_练习任务 1:_
推理配置说明中,推理运行器类型 type 举了哪个例子?
_练习任务 2:_
推理配置说明中,inference 字典的核心内容包括哪些字段?请列出全部字段名。

##### 所给文本 #####

推理/评测配置#

推理配置定义了真机部署时的任务指令、数据处理流程、机器人初始姿态及硬件通信方式。我们通过 inference 字典进行配置,核心内容包括:

  • type:推理运行器类型,如 AlohaInferenceRunner

  • task_descriptions:任务描述字典

  • seed:随机种子

  • dataset:推理数据集配置(图像键名与 transforms)

  • denormalize_action:动作反归一化配置

  • action_chunk:动作块大小

  • prepare_pose:机器人准备姿态

  • operator:机器人操作器配置(ROS topic)

以下是一个完整的推理配置示例:

inference = dict(
    type='AlohaInferenceRunner',
    task_descriptions={
        '1': ('Fold the white towel in half, then fold it again, '
              'and make final adjustments to ensure the edges are '
              'neatly aligned.')

##### 数据摘录 #####

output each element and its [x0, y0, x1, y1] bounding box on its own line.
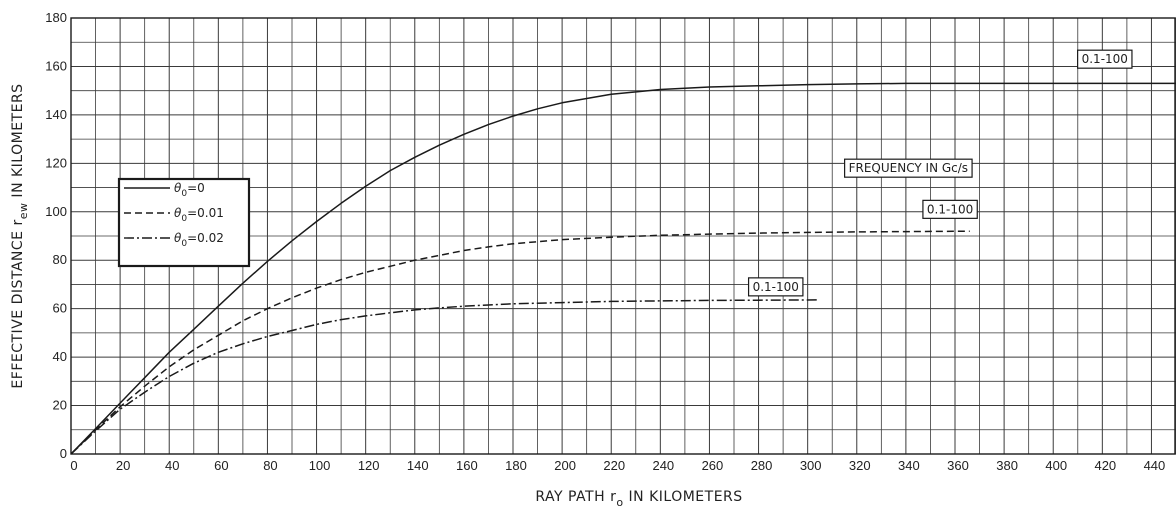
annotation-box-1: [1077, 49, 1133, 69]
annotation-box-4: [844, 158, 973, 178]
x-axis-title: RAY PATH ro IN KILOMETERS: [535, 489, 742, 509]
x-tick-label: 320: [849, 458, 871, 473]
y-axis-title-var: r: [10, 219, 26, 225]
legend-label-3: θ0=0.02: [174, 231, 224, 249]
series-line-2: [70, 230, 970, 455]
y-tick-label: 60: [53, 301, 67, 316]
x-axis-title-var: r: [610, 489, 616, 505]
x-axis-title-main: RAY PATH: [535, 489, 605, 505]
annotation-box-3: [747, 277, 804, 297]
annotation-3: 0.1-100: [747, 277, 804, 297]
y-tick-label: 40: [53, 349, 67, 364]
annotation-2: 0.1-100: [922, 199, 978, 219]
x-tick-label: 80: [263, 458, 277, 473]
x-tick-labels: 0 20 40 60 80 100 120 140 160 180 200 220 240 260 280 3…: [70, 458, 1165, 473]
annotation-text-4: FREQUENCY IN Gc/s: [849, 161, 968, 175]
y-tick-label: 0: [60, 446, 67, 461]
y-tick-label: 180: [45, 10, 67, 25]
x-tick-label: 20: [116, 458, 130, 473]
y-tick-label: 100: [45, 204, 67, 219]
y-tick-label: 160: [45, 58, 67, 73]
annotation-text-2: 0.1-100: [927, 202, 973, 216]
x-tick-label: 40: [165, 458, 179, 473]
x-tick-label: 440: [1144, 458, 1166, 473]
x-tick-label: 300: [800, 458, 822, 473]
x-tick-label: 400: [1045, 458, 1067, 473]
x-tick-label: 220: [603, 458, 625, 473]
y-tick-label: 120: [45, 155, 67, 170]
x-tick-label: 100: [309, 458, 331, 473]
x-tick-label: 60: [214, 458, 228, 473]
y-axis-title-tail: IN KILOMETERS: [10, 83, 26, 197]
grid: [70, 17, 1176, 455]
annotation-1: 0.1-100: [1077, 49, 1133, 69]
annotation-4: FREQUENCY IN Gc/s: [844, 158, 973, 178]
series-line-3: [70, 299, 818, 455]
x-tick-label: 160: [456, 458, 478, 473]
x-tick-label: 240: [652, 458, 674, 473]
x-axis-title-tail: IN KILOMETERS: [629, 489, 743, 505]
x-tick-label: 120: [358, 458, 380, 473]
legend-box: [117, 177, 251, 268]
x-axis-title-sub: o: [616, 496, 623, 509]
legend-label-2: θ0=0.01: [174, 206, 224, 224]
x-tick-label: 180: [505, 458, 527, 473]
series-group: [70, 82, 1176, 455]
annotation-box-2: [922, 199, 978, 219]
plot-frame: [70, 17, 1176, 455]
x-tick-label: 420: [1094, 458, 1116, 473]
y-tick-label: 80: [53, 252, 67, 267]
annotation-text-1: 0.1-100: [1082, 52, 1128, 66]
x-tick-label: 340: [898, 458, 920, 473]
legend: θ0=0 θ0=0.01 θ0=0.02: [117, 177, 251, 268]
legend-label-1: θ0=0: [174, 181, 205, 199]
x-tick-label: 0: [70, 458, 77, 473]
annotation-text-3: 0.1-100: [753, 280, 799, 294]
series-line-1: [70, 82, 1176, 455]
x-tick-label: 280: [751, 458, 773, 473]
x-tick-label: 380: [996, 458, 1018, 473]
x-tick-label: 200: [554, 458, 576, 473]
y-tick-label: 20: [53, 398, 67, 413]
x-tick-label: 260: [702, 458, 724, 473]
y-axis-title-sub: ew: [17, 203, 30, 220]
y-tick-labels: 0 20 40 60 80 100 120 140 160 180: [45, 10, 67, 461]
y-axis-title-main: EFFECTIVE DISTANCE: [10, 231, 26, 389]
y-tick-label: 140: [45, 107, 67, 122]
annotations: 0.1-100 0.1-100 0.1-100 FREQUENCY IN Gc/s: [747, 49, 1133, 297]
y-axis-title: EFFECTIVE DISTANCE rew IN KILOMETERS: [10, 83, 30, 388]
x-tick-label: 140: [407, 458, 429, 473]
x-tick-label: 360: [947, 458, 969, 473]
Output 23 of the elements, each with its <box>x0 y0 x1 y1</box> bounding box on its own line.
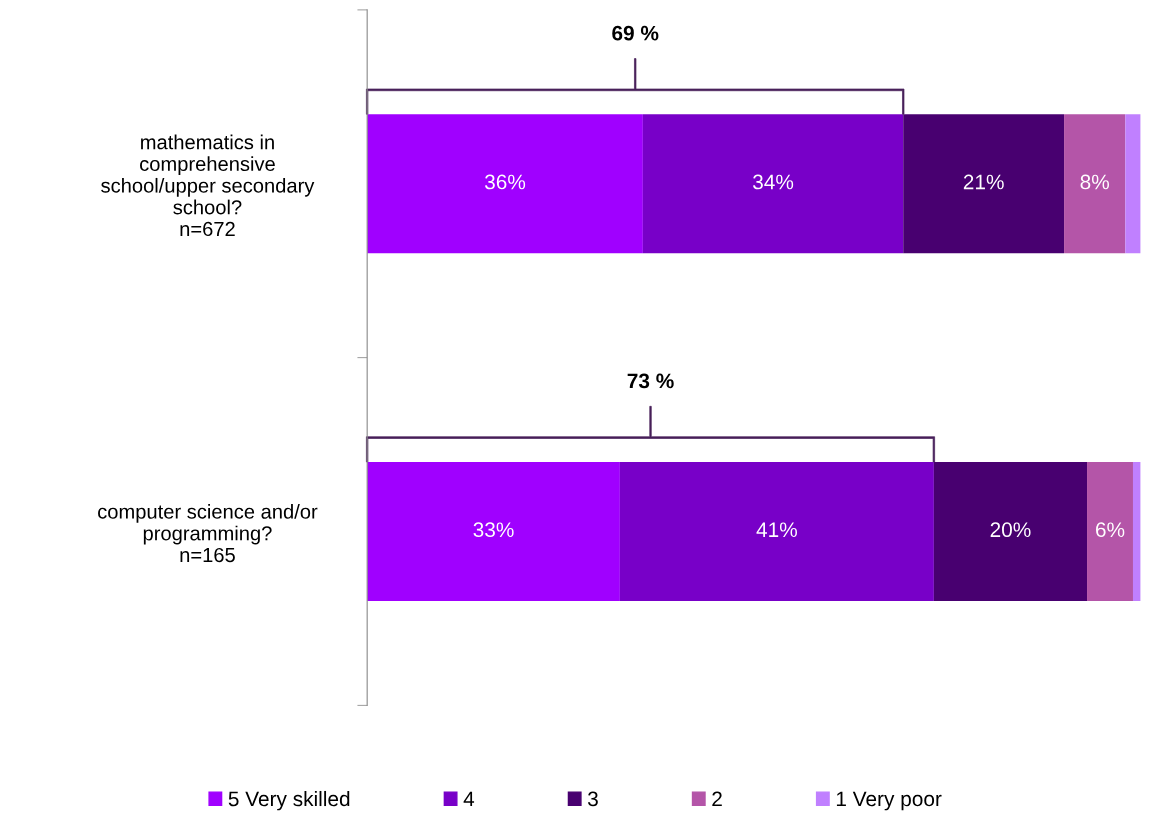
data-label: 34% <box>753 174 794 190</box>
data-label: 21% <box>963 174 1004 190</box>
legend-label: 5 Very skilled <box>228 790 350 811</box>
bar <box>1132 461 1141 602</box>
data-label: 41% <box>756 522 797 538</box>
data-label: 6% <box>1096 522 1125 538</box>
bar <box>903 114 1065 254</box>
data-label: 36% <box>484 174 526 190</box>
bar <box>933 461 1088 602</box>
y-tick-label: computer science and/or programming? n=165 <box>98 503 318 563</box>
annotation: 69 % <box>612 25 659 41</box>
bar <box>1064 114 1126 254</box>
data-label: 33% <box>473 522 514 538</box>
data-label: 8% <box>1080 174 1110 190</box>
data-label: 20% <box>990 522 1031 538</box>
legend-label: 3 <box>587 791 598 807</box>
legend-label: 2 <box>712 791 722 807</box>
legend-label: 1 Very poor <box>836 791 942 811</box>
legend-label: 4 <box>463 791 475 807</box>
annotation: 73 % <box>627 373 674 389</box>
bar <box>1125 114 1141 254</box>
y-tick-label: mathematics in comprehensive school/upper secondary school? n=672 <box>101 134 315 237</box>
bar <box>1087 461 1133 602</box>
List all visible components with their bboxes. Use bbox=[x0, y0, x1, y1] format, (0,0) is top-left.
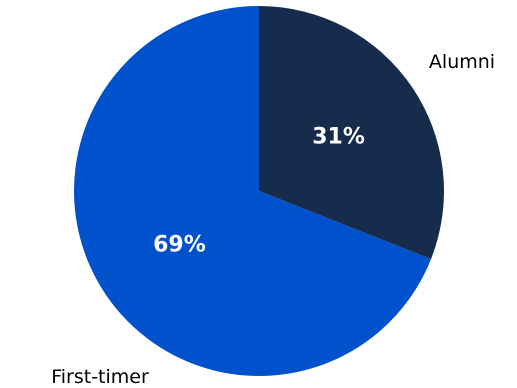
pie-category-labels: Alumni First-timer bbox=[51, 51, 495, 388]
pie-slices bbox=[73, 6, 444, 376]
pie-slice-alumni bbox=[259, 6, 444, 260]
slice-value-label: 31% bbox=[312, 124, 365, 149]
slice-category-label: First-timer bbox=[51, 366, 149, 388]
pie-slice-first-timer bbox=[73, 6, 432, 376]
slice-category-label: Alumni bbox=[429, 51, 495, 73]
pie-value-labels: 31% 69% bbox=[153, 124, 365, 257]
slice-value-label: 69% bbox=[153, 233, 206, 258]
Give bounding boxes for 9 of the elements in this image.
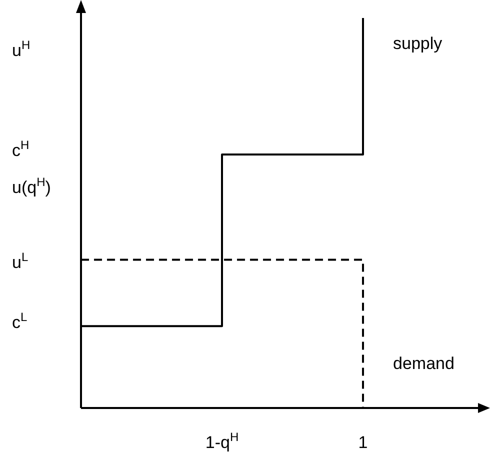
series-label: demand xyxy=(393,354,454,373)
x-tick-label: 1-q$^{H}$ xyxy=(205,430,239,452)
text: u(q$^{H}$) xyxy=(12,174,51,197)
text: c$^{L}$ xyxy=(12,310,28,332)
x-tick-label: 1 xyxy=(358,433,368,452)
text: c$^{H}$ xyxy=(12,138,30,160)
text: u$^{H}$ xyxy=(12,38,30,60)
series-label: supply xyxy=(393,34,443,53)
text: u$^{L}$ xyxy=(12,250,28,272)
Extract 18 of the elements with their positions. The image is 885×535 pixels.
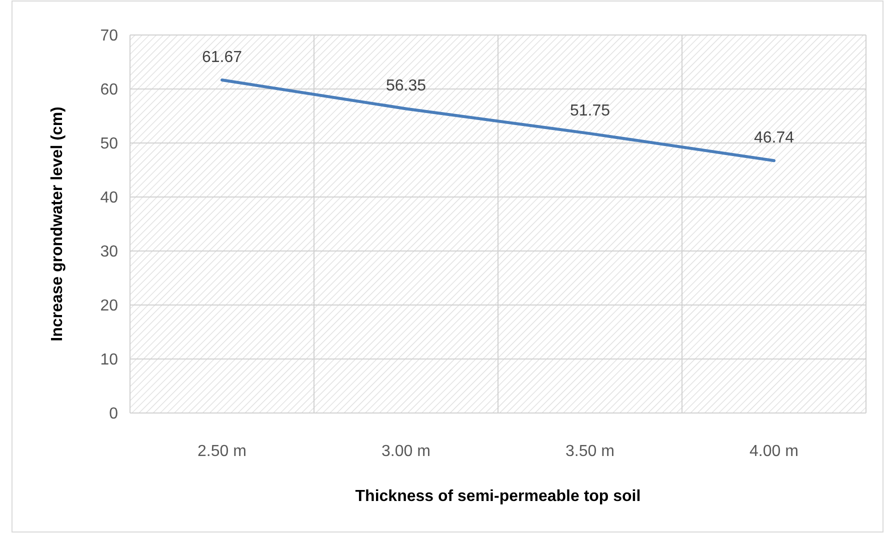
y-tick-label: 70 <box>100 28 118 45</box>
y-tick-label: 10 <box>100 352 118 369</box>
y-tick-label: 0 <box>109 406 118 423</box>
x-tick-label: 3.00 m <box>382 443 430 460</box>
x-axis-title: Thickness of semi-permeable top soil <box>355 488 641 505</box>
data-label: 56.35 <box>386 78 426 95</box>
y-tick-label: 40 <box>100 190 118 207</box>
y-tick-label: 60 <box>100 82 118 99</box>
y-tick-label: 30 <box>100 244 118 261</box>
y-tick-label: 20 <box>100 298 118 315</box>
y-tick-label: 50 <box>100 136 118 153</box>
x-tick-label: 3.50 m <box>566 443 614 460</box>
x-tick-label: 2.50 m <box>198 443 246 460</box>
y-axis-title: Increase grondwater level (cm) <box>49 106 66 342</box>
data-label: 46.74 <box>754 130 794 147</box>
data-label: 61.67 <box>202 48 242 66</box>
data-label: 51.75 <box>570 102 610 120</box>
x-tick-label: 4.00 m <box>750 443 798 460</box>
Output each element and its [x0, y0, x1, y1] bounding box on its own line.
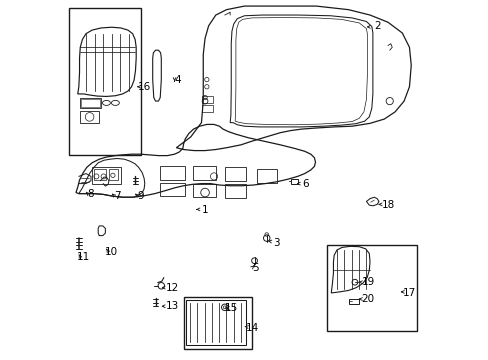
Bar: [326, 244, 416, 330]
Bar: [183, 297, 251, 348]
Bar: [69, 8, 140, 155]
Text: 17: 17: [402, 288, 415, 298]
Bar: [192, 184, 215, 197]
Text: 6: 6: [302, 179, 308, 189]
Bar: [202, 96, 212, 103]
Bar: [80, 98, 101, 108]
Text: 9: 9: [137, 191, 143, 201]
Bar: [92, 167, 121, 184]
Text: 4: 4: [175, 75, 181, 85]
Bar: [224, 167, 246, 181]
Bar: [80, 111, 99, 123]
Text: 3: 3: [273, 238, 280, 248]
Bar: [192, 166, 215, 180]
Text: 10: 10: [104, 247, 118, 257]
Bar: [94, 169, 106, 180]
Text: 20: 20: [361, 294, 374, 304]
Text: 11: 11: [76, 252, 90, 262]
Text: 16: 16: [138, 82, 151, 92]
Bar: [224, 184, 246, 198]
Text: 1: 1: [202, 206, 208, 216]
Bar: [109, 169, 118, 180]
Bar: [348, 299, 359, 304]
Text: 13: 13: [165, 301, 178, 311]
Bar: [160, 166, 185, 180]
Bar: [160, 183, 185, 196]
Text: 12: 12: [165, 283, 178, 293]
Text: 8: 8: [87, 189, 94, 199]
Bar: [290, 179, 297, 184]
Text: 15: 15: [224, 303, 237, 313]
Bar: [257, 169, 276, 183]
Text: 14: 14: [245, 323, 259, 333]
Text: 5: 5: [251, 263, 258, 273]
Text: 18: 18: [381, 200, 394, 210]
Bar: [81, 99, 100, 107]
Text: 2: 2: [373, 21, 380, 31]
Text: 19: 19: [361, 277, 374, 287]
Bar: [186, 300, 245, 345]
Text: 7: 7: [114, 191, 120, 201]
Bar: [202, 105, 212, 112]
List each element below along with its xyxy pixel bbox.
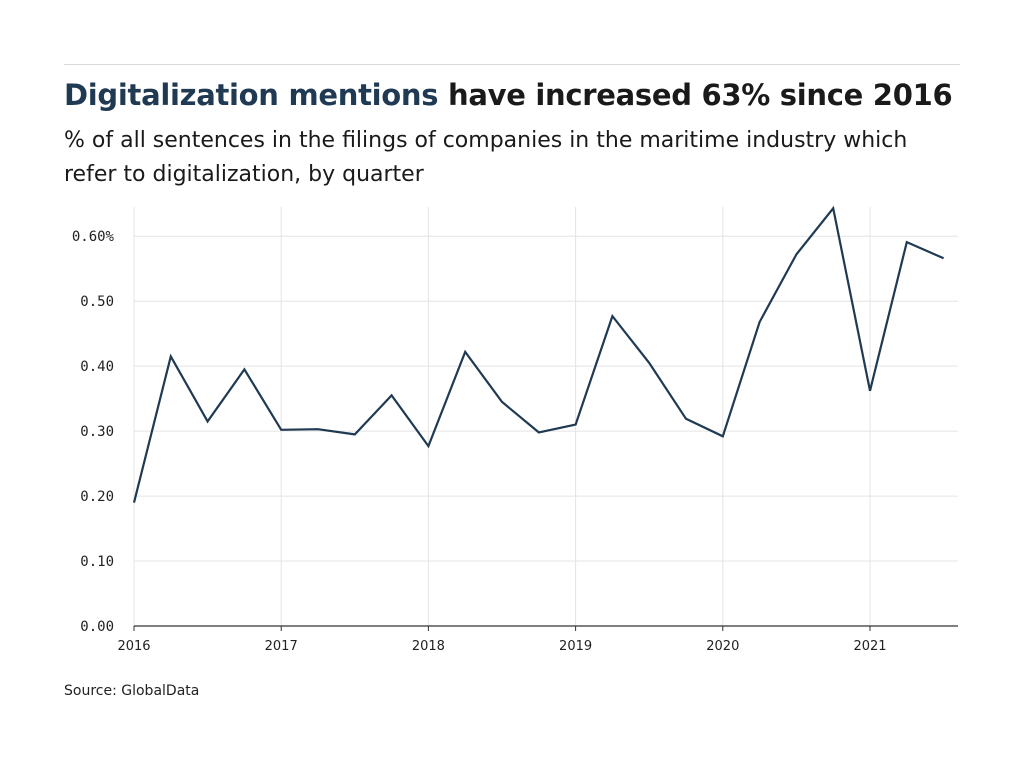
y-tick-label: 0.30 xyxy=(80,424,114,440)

#####

_完整回答 1:_
AlohaInferenceRunner

_完整回答 2:_
type、task_descriptions、seed、dataset、denormalize_action、action_chunk、prepare_pose、operator